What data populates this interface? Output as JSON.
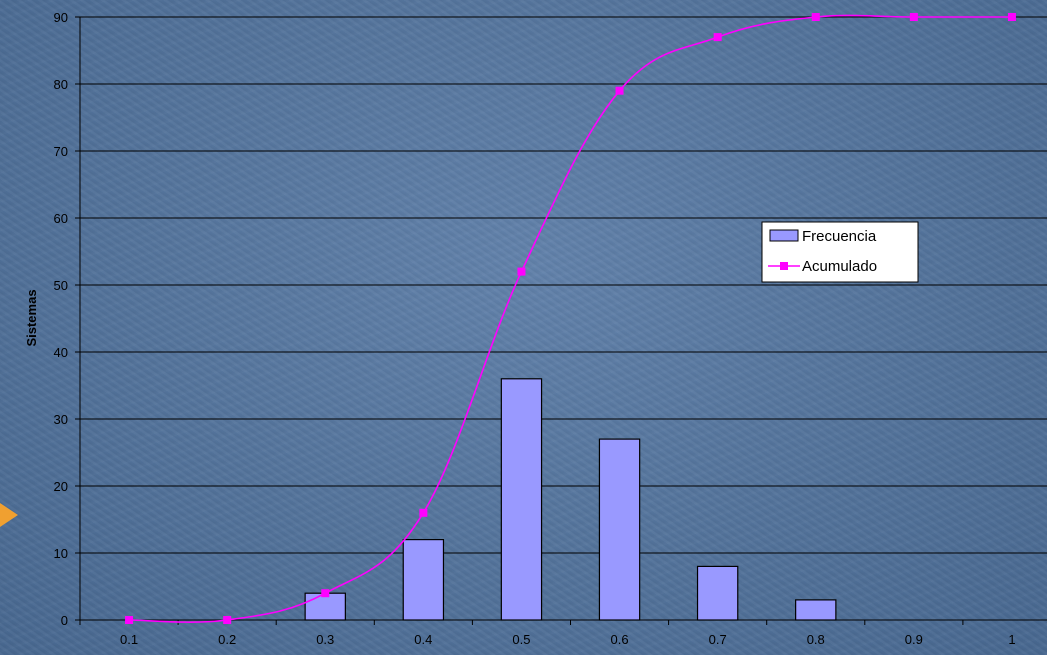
{
  "chart_data": {
    "type": "bar",
    "title": "",
    "xlabel": "",
    "ylabel": "Sistemas",
    "ylim": [
      0,
      90
    ],
    "yticks": [
      0,
      10,
      20,
      30,
      40,
      50,
      60,
      70,
      80,
      90
    ],
    "categories": [
      "0.1",
      "0.2",
      "0.3",
      "0.4",
      "0.5",
      "0.6",
      "0.7",
      "0.8",
      "0.9",
      "1"
    ],
    "grid": "horizontal",
    "legend_position": "right",
    "series": [
      {
        "name": "Frecuencia",
        "kind": "bar",
        "color": "#9999ff",
        "values": [
          0,
          0,
          4,
          12,
          36,
          27,
          8,
          3,
          0,
          0
        ]
      },
      {
        "name": "Acumulado",
        "kind": "line",
        "color": "#ff00ff",
        "values": [
          0,
          0,
          4,
          16,
          52,
          79,
          87,
          90,
          90,
          90
        ]
      }
    ]
  },
  "decor": {
    "pointer_color": "#f0a030",
    "pointer_name": "slide-bullet-arrow"
  }
}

**SET EXERCISE**
Repeat the material verbatim. Do not carry over any picture.

**TASK ANSWER**
What data populates this interface? Output as JSON.
{
  "chart_data": {
    "type": "bar",
    "title": "",
    "xlabel": "",
    "ylabel": "Sistemas",
    "ylim": [
      0,
      90
    ],
    "yticks": [
      0,
      10,
      20,
      30,
      40,
      50,
      60,
      70,
      80,
      90
    ],
    "categories": [
      "0.1",
      "0.2",
      "0.3",
      "0.4",
      "0.5",
      "0.6",
      "0.7",
      "0.8",
      "0.9",
      "1"
    ],
    "grid": "horizontal",
    "legend_position": "right",
    "series": [
      {
        "name": "Frecuencia",
        "kind": "bar",
        "color": "#9999ff",
        "values": [
          0,
          0,
          4,
          12,
          36,
          27,
          8,
          3,
          0,
          0
        ]
      },
      {
        "name": "Acumulado",
        "kind": "line",
        "color": "#ff00ff",
        "values": [
          0,
          0,
          4,
          16,
          52,
          79,
          87,
          90,
          90,
          90
        ]
      }
    ]
  },
  "decor": {
    "pointer_color": "#f0a030",
    "pointer_name": "slide-bullet-arrow"
  }
}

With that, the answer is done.